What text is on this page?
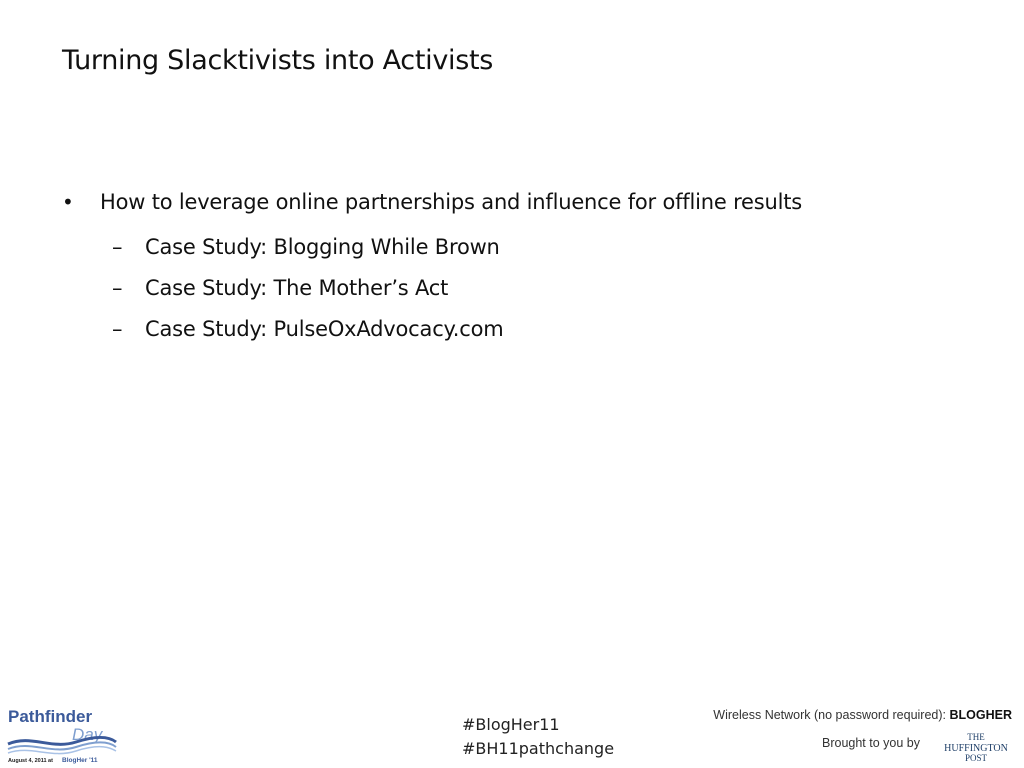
Turning Slacktivists into Activists
•	How to leverage online partnerships and influence for offline results
–	Case Study: Blogging While Brown
–	Case Study: The Mother’s Act
–	Case Study: PulseOxAdvocacy.com
Pathfinder
Day
August 4, 2011 at BlogHer '11
#BlogHer11
#BH11pathchange
Wireless Network (no password required): BLOGHER
Brought to you by	THE
HUFFINGTON
POST
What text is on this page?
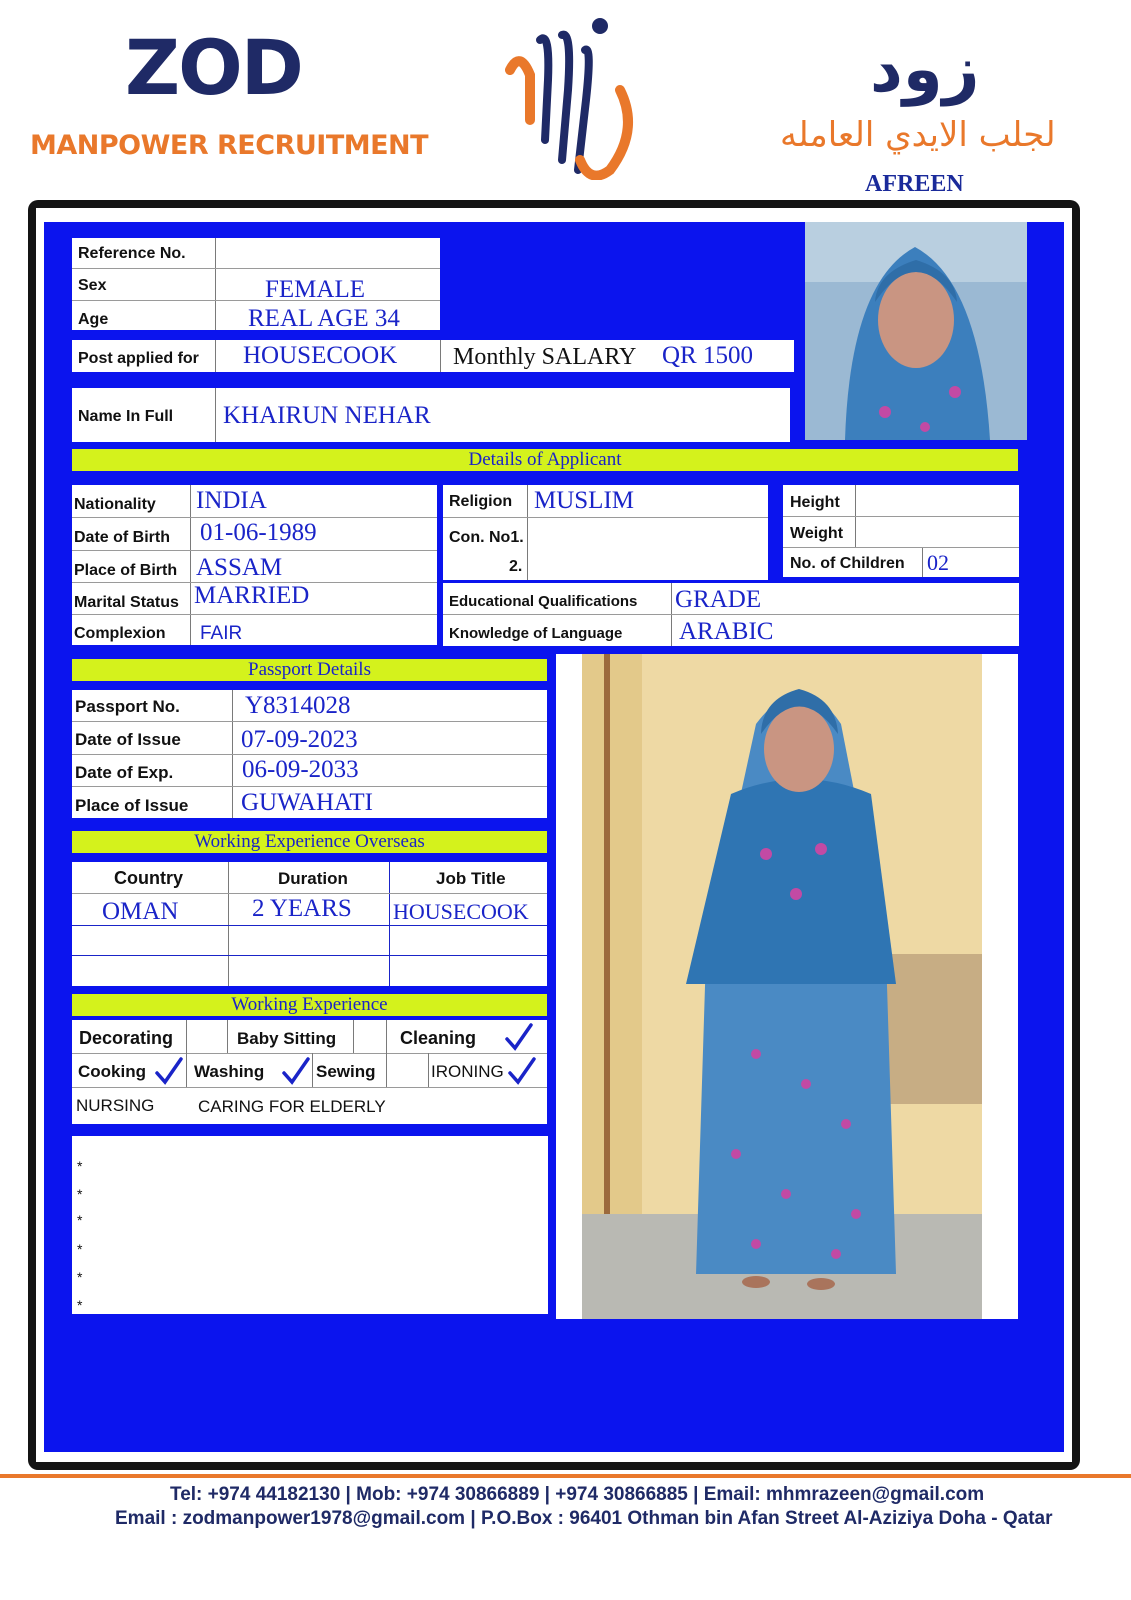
ZOD
MANPOWER RECRUITMENT
زود
لجلب الايدي العامله
AFREEN
Reference No.
Sex	FEMALE
Age	REAL AGE 34
Post applied for HOUSECOOK Monthly SALARY QR 1500
Name In Full KHAIRUN NEHAR
Details of Applicant
Nationality INDIA
Date of Birth 01-06-1989
Place of Birth ASSAM
Marital Status MARRIED
Complexion FAIR
Religion MUSLIM
Con. No1.
2.
Height
Weight
No. of Children 02
Educational Qualifications GRADE
Knowledge of Language ARABIC
Passport Details
Passport No.	Y8314028
Date of Issue 07-09-2023
Date of Exp.	06-09-2033
Place of Issue GUWAHATI
Working Experience Overseas
Country	Duration	Job Title
OMAN	2 YEARS HOUSECOOK
Working Experience
Decorating	Baby Sitting	Cleaning
Cooking	Washing	Sewing	IRONING
NURSING	CARING FOR ELDERLY
*
*
*
*
*
*
Tel: +974 44182130 | Mob: +974 30866889 | +974 30866885 | Email: mhmrazeen@gmail.com
Email : zodmanpower1978@gmail.com | P.O.Box : 96401 Othman bin Afan Street Al-Aziziya Doha - Qatar
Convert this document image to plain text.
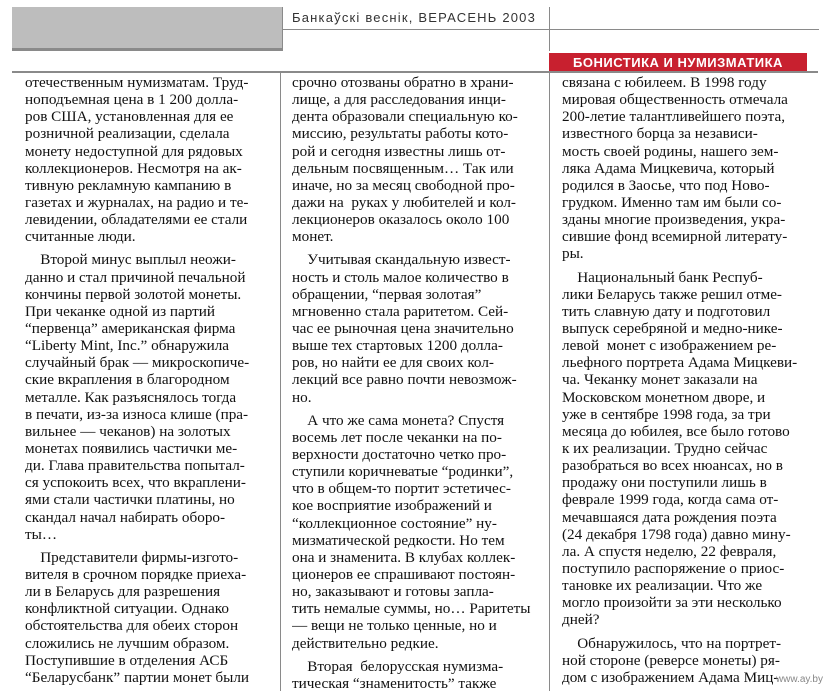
Банкаўскі веснік, ВЕРАСЕНЬ 2003
БОНИСТИКА И НУМИЗМАТИКА
отечественным нумизматам. Труд-
ноподъемная цена в 1 200 долла-
ров США, установленная для ее
розничной реализации, сделала
монету недоступной для рядовых
коллекционеров. Несмотря на ак-
тивную рекламную кампанию в
газетах и журналах, на радио и те-
левидении, обладателями ее стали
считанные люди.
Второй минус выплыл неожи-
данно и стал причиной печальной
кончины первой золотой монеты.
При чеканке одной из партий
“первенца” американская фирма
“Liberty Mint, Inc.” обнаружила
случайный брак — микроскопиче-
ские вкрапления в благородном
металле. Как разъяснялось тогда
в печати, из-за износа клише (пра-
вильнее — чеканов) на золотых
монетах появились частички ме-
ди. Глава правительства попытал-
ся успокоить всех, что вкраплени-
ями стали частички платины, но
скандал начал набирать оборо-
ты…
Представители фирмы-изгото-
вителя в срочном порядке приеха-
ли в Беларусь для разрешения
конфликтной ситуации. Однако
обстоятельства для обеих сторон
сложились не лучшим образом.
Поступившие в отделения АСБ
“Беларусбанк” партии монет были
срочно отозваны обратно в храни-
лище, а для расследования инци-
дента образовали специальную ко-
миссию, результаты работы кото-
рой и сегодня известны лишь от-
дельным посвященным… Так или
иначе, но за месяц свободной про-
дажи на  руках у любителей и кол-
лекционеров оказалось около 100
монет.
Учитывая скандальную извест-
ность и столь малое количество в
обращении, “первая золотая”
мгновенно стала раритетом. Сей-
час ее рыночная цена значительно
выше тех стартовых 1200 долла-
ров, но найти ее для своих кол-
лекций все равно почти невозмож-
но.
А что же сама монета? Спустя
восемь лет после чеканки на по-
верхности достаточно четко про-
ступили коричневатые “родинки”,
что в общем-то портит эстетичес-
кое восприятие изображений и
“коллекционное состояние” ну-
мизматической редкости. Но тем
она и знаменита. В клубах коллек-
ционеров ее спрашивают постоян-
но, заказывают и готовы запла-
тить немалые суммы, но… Раритеты
— вещи не только ценные, но и
действительно редкие.
Вторая  белорусская нумизма-
тическая “знаменитость” также
связана с юбилеем. В 1998 году
мировая общественность отмечала
200-летие талантливейшего поэта,
известного борца за независи-
мость своей родины, нашего зем-
ляка Адама Мицкевича, который
родился в Заосье, что под Ново-
грудком. Именно там им были со-
зданы многие произведения, укра-
сившие фонд всемирной литерату-
ры.
Национальный банк Респуб-
лики Беларусь также решил отме-
тить славную дату и подготовил
выпуск серебряной и медно-нике-
левой  монет с изображением ре-
льефного портрета Адама Мицкеви-
ча. Чеканку монет заказали на
Московском монетном дворе, и
уже в сентябре 1998 года, за три
месяца до юбилея, все было готово
к их реализации. Трудно сейчас
разобраться во всех нюансах, но в
продажу они поступили лишь в
феврале 1999 года, когда сама от-
мечавшаяся дата рождения поэта
(24 декабря 1798 года) давно мину-
ла. А спустя неделю, 22 февраля,
поступило распоряжение о приос-
тановке их реализации. Что же
могло произойти за эти несколько
дней?
Обнаружилось, что на портрет-
ной стороне (реверсе монеты) ря-
дом с изображением Адама Миц-
www.ay.by
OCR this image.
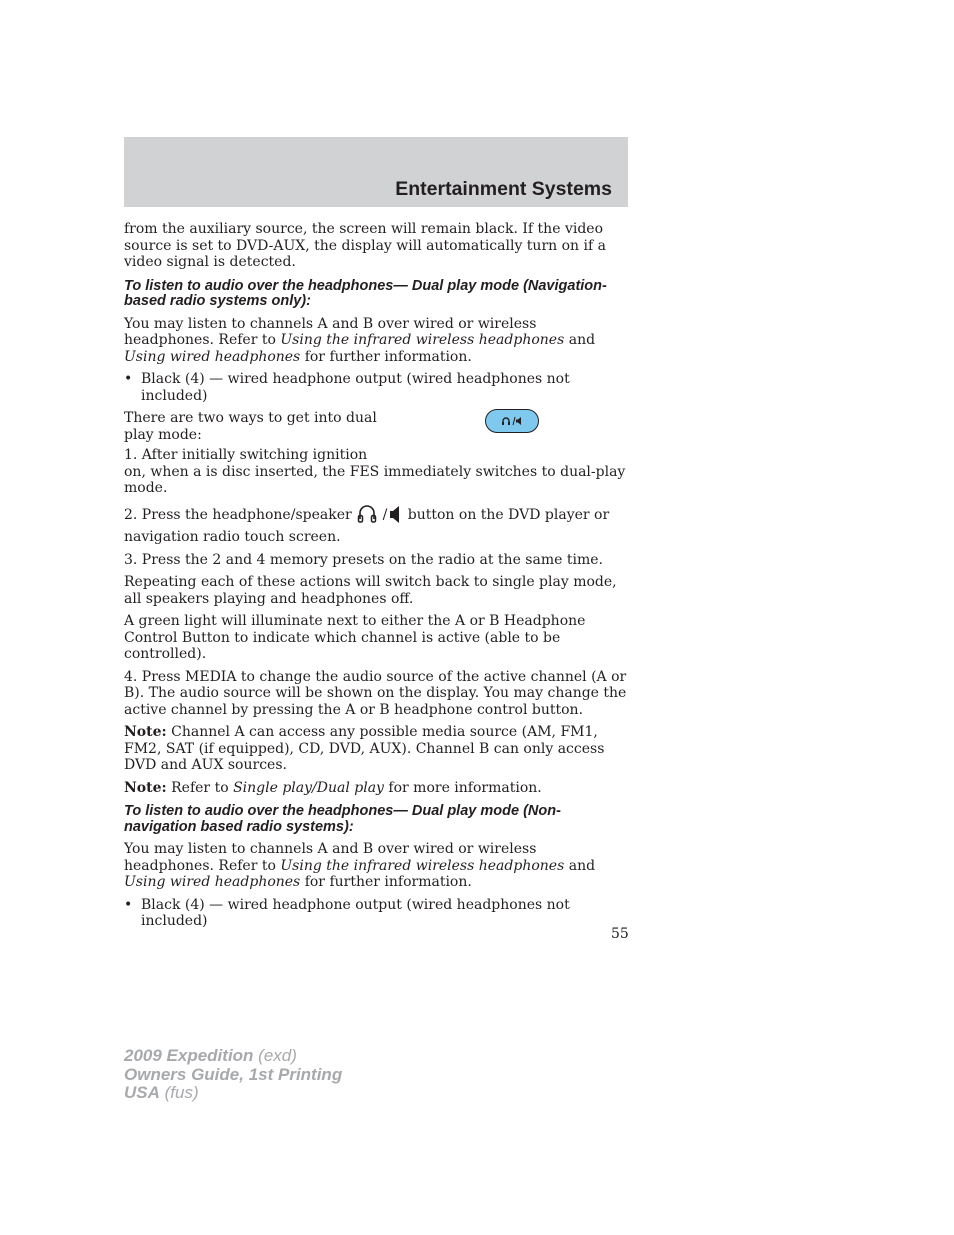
Entertainment Systems

from the auxiliary source, the screen will remain black. If the video source is set to DVD-AUX, the display will automatically turn on if a video signal is detected.

To listen to audio over the headphones— Dual play mode (Navigation-based radio systems only):

You may listen to channels A and B over wired or wireless headphones. Refer to Using the infrared wireless headphones and Using wired headphones for further information.

• Black (4) — wired headphone output (wired headphones not included)
There are two ways to get into dual play mode:

1. After initially switching ignition
on, when a is disc inserted, the FES immediately switches to dual-play mode.

2. Press the headphone/speaker  / button on the DVD player or navigation radio touch screen.

3. Press the 2 and 4 memory presets on the radio at the same time.

Repeating each of these actions will switch back to single play mode, all speakers playing and headphones off.

A green light will illuminate next to either the A or B Headphone Control Button to indicate which channel is active (able to be controlled).

4. Press MEDIA to change the audio source of the active channel (A or B). The audio source will be shown on the display. You may change the active channel by pressing the A or B headphone control button.

Note: Channel A can access any possible media source (AM, FM1, FM2, SAT (if equipped), CD, DVD, AUX). Channel B can only access DVD and AUX sources.

Note: Refer to Single play/Dual play for more information.

To listen to audio over the headphones— Dual play mode (Non-navigation based radio systems):

You may listen to channels A and B over wired or wireless headphones. Refer to Using the infrared wireless headphones and Using wired headphones for further information.

• Black (4) — wired headphone output (wired headphones not included)
55
2009 Expedition (exd)
Owners Guide, 1st Printing
USA (fus)
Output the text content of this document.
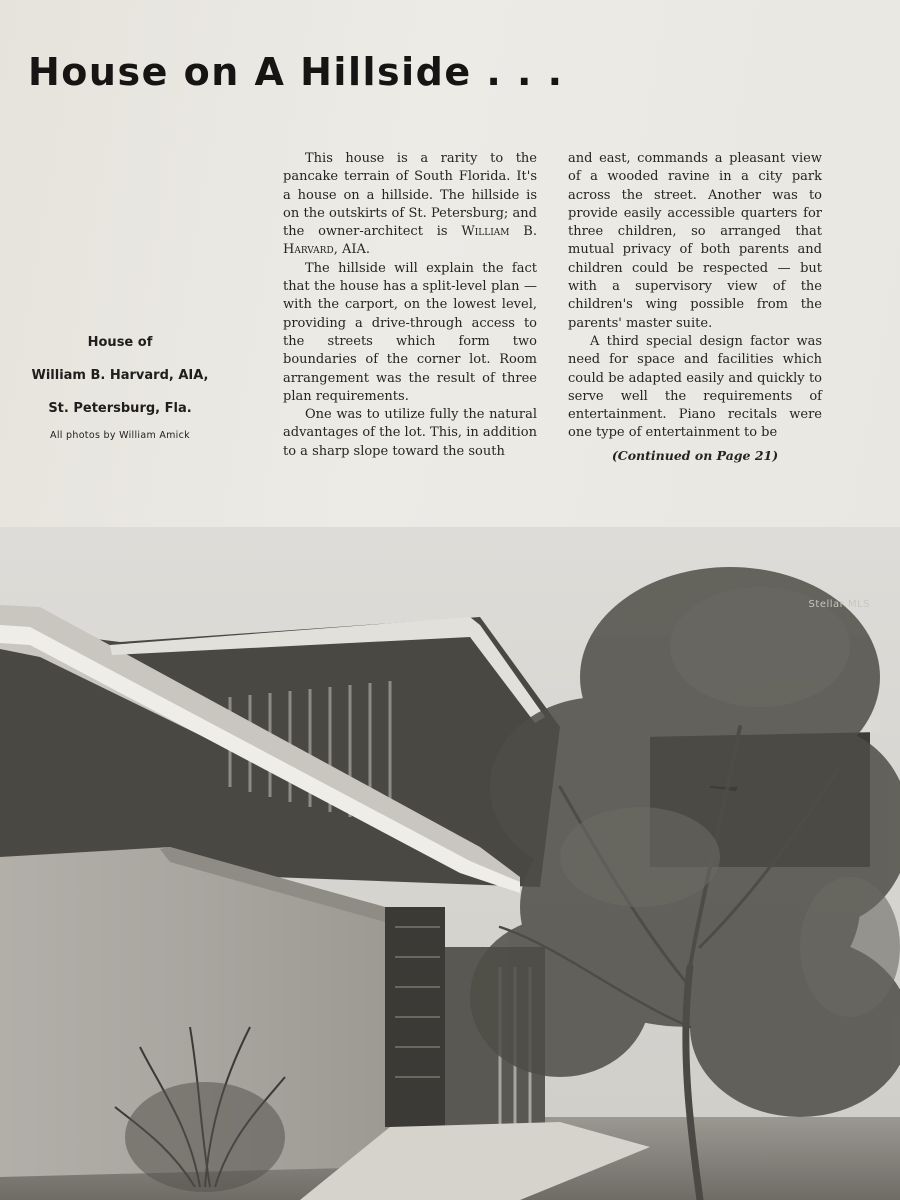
House on A Hillside . . .

House of

William B. Harvard, AIA,

St. Petersburg, Fla.

All photos by William Amick

This house is a rarity to the pancake terrain of South Florida. It's a house on a hillside. The hillside is on the outskirts of St. Petersburg; and the owner-architect is William B. Harvard, AIA.

The hillside will explain the fact that the house has a split-level plan — with the carport, on the lowest level, providing a drive-through access to the streets which form two boundaries of the corner lot. Room arrangement was the result of three plan requirements.

One was to utilize fully the natural advantages of the lot. This, in addition to a sharp slope toward the south

and east, commands a pleasant view of a wooded ravine in a city park across the street. Another was to provide easily accessible quarters for three children, so arranged that mutual privacy of both parents and children could be respected — but with a supervisory view of the children's wing possible from the parents' master suite.

A third special design factor was need for space and facilities which could be adapted easily and quickly to serve well the requirements of entertainment. Piano recitals were one type of entertainment to be

(Continued on Page 21)

Stellar MLS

**Written instruction:** Using the data above, print every line exactly, omitting pictures.

**Result:**
What text is on this page?
Turning Slacktivists into Activists
•	How to leverage online partnerships and influence for offline results
–	Case Study: Blogging While Brown
–	Case Study: The Mother’s Act
–	Case Study: PulseOxAdvocacy.com
Pathfinder
Day
August 4, 2011 at BlogHer '11
#BlogHer11
#BH11pathchange
Wireless Network (no password required): BLOGHER
Brought to you by	THE
HUFFINGTON
POST
What text is on this page?
ZOD
MANPOWER RECRUITMENT
زود
لجلب الايدي العامله
AFREEN
Reference No.
Sex	FEMALE
Age	REAL AGE 34
Post applied for HOUSECOOK Monthly SALARY QR 1500
Name In Full KHAIRUN NEHAR
Details of Applicant
Nationality INDIA
Date of Birth 01-06-1989
Place of Birth ASSAM
Marital Status MARRIED
Complexion FAIR
Religion MUSLIM
Con. No1.
2.
Height
Weight
No. of Children 02
Educational Qualifications GRADE
Knowledge of Language ARABIC
Passport Details
Passport No.	Y8314028
Date of Issue 07-09-2023
Date of Exp.	06-09-2033
Place of Issue GUWAHATI
Working Experience Overseas
Country	Duration	Job Title
OMAN	2 YEARS HOUSECOOK
Working Experience
Decorating	Baby Sitting	Cleaning
Cooking	Washing	Sewing	IRONING
NURSING	CARING FOR ELDERLY
*
*
*
*
*
*
Tel: +974 44182130 | Mob: +974 30866889 | +974 30866885 | Email: mhmrazeen@gmail.com
Email : zodmanpower1978@gmail.com | P.O.Box : 96401 Othman bin Afan Street Al-Aziziya Doha - Qatar
Convert this document image to plain text.
Банкаўскі веснік, ВЕРАСЕНЬ 2003
БОНИСТИКА И НУМИЗМАТИКА
отечественным нумизматам. Труд-
ноподъемная цена в 1 200 долла-
ров США, установленная для ее
розничной реализации, сделала
монету недоступной для рядовых
коллекционеров. Несмотря на ак-
тивную рекламную кампанию в
газетах и журналах, на радио и те-
левидении, обладателями ее стали
считанные люди.
Второй минус выплыл неожи-
данно и стал причиной печальной
кончины первой золотой монеты.
При чеканке одной из партий
“первенца” американская фирма
“Liberty Mint, Inc.” обнаружила
случайный брак — микроскопиче-
ские вкрапления в благородном
металле. Как разъяснялось тогда
в печати, из-за износа клише (пра-
вильнее — чеканов) на золотых
монетах появились частички ме-
ди. Глава правительства попытал-
ся успокоить всех, что вкраплени-
ями стали частички платины, но
скандал начал набирать оборо-
ты…
Представители фирмы-изгото-
вителя в срочном порядке приеха-
ли в Беларусь для разрешения
конфликтной ситуации. Однако
обстоятельства для обеих сторон
сложились не лучшим образом.
Поступившие в отделения АСБ
“Беларусбанк” партии монет были
срочно отозваны обратно в храни-
лище, а для расследования инци-
дента образовали специальную ко-
миссию, результаты работы кото-
рой и сегодня известны лишь от-
дельным посвященным… Так или
иначе, но за месяц свободной про-
дажи на  руках у любителей и кол-
лекционеров оказалось около 100
монет.
Учитывая скандальную извест-
ность и столь малое количество в
обращении, “первая золотая”
мгновенно стала раритетом. Сей-
час ее рыночная цена значительно
выше тех стартовых 1200 долла-
ров, но найти ее для своих кол-
лекций все равно почти невозмож-
но.
А что же сама монета? Спустя
восемь лет после чеканки на по-
верхности достаточно четко про-
ступили коричневатые “родинки”,
что в общем-то портит эстетичес-
кое восприятие изображений и
“коллекционное состояние” ну-
мизматической редкости. Но тем
она и знаменита. В клубах коллек-
ционеров ее спрашивают постоян-
но, заказывают и готовы запла-
тить немалые суммы, но… Раритеты
— вещи не только ценные, но и
действительно редкие.
Вторая  белорусская нумизма-
тическая “знаменитость” также
связана с юбилеем. В 1998 году
мировая общественность отмечала
200-летие талантливейшего поэта,
известного борца за независи-
мость своей родины, нашего зем-
ляка Адама Мицкевича, который
родился в Заосье, что под Ново-
грудком. Именно там им были со-
зданы многие произведения, укра-
сившие фонд всемирной литерату-
ры.
Национальный банк Респуб-
лики Беларусь также решил отме-
тить славную дату и подготовил
выпуск серебряной и медно-нике-
левой  монет с изображением ре-
льефного портрета Адама Мицкеви-
ча. Чеканку монет заказали на
Московском монетном дворе, и
уже в сентябре 1998 года, за три
месяца до юбилея, все было готово
к их реализации. Трудно сейчас
разобраться во всех нюансах, но в
продажу они поступили лишь в
феврале 1999 года, когда сама от-
мечавшаяся дата рождения поэта
(24 декабря 1798 года) давно мину-
ла. А спустя неделю, 22 февраля,
поступило распоряжение о приос-
тановке их реализации. Что же
могло произойти за эти несколько
дней?
Обнаружилось, что на портрет-
ной стороне (реверсе монеты) ря-
дом с изображением Адама Миц-
www.ay.by
OCR this image.
Entertainment Systems

from the auxiliary source, the screen will remain black. If the video source is set to DVD-AUX, the display will automatically turn on if a video signal is detected.

To listen to audio over the headphones— Dual play mode (Navigation-based radio systems only):

You may listen to channels A and B over wired or wireless headphones. Refer to Using the infrared wireless headphones and Using wired headphones for further information.

• Black (4) — wired headphone output (wired headphones not included)
There are two ways to get into dual play mode:

1. After initially switching ignition
on, when a is disc inserted, the FES immediately switches to dual-play mode.

2. Press the headphone/speaker  / button on the DVD player or navigation radio touch screen.

3. Press the 2 and 4 memory presets on the radio at the same time.

Repeating each of these actions will switch back to single play mode, all speakers playing and headphones off.

A green light will illuminate next to either the A or B Headphone Control Button to indicate which channel is active (able to be controlled).

4. Press MEDIA to change the audio source of the active channel (A or B). The audio source will be shown on the display. You may change the active channel by pressing the A or B headphone control button.

Note: Channel A can access any possible media source (AM, FM1, FM2, SAT (if equipped), CD, DVD, AUX). Channel B can only access DVD and AUX sources.

Note: Refer to Single play/Dual play for more information.

To listen to audio over the headphones— Dual play mode (Non-navigation based radio systems):

You may listen to channels A and B over wired or wireless headphones. Refer to Using the infrared wireless headphones and Using wired headphones for further information.

• Black (4) — wired headphone output (wired headphones not included)
55
2009 Expedition (exd)
Owners Guide, 1st Printing
USA (fus)
Output the text content of this document.
House on A Hillside . . .

House of

William B. Harvard, AIA,

St. Petersburg, Fla.

All photos by William Amick

This house is a rarity to the pancake terrain of South Florida. It's a house on a hillside. The hillside is on the outskirts of St. Petersburg; and the owner-architect is William B. Harvard, AIA.

The hillside will explain the fact that the house has a split-level plan — with the carport, on the lowest level, providing a drive-through access to the streets which form two boundaries of the corner lot. Room arrangement was the result of three plan requirements.

One was to utilize fully the natural advantages of the lot. This, in addition to a sharp slope toward the south

and east, commands a pleasant view of a wooded ravine in a city park across the street. Another was to provide easily accessible quarters for three children, so arranged that mutual privacy of both parents and children could be respected — but with a supervisory view of the children's wing possible from the parents' master suite.

A third special design factor was need for space and facilities which could be adapted easily and quickly to serve well the requirements of entertainment. Piano recitals were one type of entertainment to be

(Continued on Page 21)

Stellar MLS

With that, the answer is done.